▶ **Task instructions**: Please list all lines of the material below in which the string "Port" occurs.
--- begin ---
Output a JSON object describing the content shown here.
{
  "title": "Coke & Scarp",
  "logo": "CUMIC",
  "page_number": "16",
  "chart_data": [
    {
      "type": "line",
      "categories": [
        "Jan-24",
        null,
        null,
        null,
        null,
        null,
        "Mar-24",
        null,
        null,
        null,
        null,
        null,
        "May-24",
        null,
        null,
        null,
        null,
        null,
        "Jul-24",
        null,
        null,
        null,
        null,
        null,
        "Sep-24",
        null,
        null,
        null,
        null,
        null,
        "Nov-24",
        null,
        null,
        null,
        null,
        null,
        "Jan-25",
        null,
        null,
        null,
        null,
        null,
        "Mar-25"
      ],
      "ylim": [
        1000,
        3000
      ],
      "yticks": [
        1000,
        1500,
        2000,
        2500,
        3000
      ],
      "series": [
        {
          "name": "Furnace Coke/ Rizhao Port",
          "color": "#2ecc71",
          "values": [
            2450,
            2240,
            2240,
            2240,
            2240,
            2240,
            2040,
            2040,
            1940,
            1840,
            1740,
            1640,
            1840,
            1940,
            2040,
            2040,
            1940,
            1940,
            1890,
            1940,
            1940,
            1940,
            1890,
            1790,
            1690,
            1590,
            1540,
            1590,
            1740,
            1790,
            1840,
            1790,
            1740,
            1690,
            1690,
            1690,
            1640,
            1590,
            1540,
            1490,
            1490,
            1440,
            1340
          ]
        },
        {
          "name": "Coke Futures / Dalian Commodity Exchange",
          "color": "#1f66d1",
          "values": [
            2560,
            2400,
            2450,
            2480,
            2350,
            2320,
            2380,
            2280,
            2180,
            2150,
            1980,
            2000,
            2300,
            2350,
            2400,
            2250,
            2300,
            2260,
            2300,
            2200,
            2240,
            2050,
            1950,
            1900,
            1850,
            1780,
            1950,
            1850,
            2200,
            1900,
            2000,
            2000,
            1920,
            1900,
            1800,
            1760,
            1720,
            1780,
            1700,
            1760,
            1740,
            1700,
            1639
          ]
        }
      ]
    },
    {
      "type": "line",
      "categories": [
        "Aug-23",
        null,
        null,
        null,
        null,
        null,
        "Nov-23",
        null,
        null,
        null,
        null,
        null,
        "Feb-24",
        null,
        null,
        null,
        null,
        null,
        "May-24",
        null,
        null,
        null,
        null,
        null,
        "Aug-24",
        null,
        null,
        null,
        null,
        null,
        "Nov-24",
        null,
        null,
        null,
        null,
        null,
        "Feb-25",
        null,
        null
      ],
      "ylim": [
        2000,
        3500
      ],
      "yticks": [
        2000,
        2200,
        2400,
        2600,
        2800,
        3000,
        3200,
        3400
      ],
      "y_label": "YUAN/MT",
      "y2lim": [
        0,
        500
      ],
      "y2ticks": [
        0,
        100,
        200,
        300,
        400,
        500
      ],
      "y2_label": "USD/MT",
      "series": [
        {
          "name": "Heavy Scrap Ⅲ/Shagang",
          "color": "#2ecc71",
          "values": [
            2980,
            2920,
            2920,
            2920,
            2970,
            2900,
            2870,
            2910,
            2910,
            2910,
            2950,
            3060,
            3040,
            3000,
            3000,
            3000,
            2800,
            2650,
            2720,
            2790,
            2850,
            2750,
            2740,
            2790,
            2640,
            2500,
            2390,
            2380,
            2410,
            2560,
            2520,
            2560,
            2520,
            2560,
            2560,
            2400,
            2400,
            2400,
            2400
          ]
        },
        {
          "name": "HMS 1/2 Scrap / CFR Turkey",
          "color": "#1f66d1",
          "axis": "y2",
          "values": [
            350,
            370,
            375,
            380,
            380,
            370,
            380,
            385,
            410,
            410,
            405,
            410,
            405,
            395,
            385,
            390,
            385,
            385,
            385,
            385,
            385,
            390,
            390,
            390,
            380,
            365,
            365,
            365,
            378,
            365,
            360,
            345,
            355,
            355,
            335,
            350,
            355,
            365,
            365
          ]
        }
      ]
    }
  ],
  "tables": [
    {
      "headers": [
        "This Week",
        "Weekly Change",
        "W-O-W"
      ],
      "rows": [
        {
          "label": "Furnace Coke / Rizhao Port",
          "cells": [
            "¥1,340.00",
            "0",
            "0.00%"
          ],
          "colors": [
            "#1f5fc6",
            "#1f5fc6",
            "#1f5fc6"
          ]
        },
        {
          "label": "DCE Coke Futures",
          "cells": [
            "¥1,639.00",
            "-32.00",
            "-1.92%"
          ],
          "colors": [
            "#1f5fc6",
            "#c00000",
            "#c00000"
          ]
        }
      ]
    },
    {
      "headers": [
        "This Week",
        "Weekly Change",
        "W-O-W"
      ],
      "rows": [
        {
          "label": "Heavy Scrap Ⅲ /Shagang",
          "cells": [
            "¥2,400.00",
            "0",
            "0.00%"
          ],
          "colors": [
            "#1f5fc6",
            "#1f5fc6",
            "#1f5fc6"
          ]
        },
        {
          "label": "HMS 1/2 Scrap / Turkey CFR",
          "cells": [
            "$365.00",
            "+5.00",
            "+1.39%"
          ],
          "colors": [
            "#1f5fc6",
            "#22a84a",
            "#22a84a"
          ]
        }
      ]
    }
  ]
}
--- end ---
▶ **The completed task**:
          "name": "Furnace Coke/ Rizhao Port",
          "label": "Furnace Coke / Rizhao Port",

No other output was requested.